_PROVIDED INFORMATION_
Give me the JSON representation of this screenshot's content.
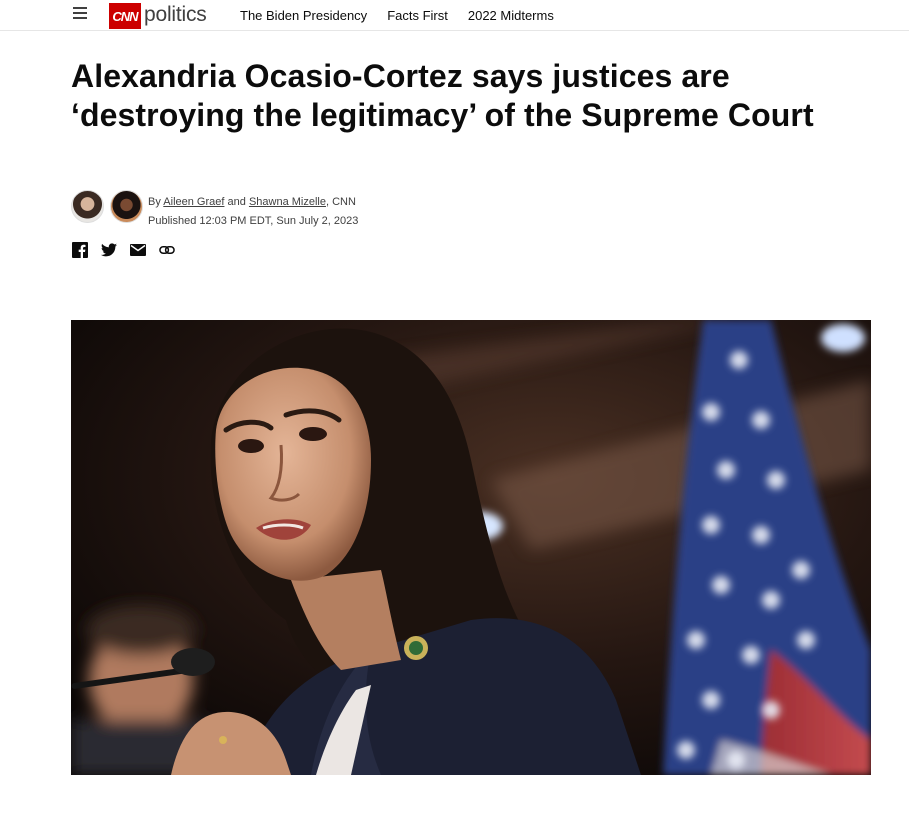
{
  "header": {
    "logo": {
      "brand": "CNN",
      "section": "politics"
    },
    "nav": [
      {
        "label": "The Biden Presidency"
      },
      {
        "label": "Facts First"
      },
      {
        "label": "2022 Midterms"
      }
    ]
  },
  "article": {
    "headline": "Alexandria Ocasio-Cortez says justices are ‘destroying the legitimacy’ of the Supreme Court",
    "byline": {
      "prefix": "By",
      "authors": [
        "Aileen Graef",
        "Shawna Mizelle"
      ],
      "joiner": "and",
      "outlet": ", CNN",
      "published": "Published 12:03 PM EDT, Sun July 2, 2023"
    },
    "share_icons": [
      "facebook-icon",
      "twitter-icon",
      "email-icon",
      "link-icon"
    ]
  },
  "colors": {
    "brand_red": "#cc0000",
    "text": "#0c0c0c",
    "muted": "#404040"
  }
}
==
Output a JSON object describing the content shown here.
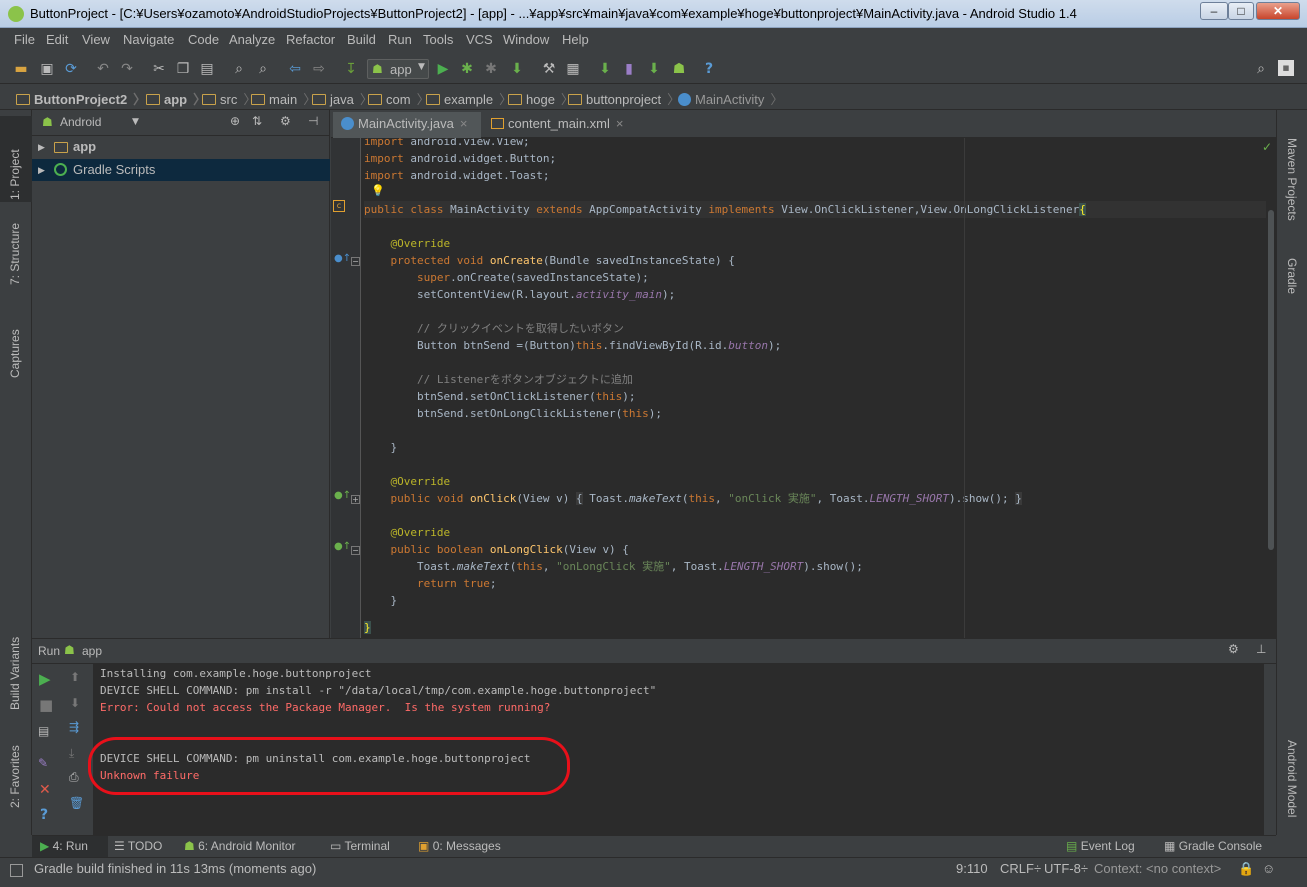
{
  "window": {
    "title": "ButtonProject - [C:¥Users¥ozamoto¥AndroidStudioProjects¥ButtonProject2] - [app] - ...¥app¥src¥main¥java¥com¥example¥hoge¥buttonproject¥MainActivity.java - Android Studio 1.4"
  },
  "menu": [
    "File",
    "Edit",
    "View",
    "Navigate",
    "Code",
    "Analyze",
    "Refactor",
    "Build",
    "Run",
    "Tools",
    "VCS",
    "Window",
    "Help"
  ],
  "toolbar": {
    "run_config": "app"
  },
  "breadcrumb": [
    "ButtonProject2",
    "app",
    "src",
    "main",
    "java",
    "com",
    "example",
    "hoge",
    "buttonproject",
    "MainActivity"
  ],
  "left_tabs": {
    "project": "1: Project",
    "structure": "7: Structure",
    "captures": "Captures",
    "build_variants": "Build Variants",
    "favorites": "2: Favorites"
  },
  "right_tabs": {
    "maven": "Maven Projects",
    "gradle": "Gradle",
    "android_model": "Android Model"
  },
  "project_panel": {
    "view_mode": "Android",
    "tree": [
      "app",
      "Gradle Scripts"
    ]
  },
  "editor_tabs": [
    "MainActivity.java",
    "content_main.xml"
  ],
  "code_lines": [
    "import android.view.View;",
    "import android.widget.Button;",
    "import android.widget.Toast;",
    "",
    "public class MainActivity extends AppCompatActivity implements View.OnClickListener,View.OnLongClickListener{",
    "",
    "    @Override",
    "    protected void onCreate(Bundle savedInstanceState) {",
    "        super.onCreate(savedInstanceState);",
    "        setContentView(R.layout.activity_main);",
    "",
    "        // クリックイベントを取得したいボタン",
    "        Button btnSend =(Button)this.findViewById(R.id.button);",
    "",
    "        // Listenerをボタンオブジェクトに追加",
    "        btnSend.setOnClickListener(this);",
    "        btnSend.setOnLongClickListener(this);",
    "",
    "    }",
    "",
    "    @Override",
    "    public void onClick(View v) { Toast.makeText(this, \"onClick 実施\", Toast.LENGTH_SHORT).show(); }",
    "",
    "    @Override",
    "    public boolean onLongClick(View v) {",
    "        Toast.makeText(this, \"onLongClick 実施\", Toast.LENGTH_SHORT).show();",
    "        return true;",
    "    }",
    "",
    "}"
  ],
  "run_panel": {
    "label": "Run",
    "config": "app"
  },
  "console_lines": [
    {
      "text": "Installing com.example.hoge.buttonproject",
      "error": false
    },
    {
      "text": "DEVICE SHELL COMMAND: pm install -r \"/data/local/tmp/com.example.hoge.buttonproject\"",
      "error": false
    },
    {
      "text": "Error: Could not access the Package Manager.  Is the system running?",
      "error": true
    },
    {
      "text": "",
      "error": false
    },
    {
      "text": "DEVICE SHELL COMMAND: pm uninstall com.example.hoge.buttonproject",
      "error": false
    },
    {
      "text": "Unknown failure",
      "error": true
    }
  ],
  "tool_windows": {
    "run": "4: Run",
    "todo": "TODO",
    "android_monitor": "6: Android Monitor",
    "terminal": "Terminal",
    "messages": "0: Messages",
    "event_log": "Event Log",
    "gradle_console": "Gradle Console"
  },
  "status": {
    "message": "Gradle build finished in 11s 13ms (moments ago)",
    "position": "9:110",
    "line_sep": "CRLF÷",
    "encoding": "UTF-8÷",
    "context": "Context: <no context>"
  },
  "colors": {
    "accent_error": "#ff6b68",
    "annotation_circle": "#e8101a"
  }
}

_WORK TO DO_
From the data above, copy each line that holds "Gradle".

_RESPONSE FOR THIS EXERCISE_
    "gradle": "Gradle",
      "Gradle Scripts"
    "gradle_console": "Gradle Console"
    "message": "Gradle build finished in 11s 13ms (moments ago)",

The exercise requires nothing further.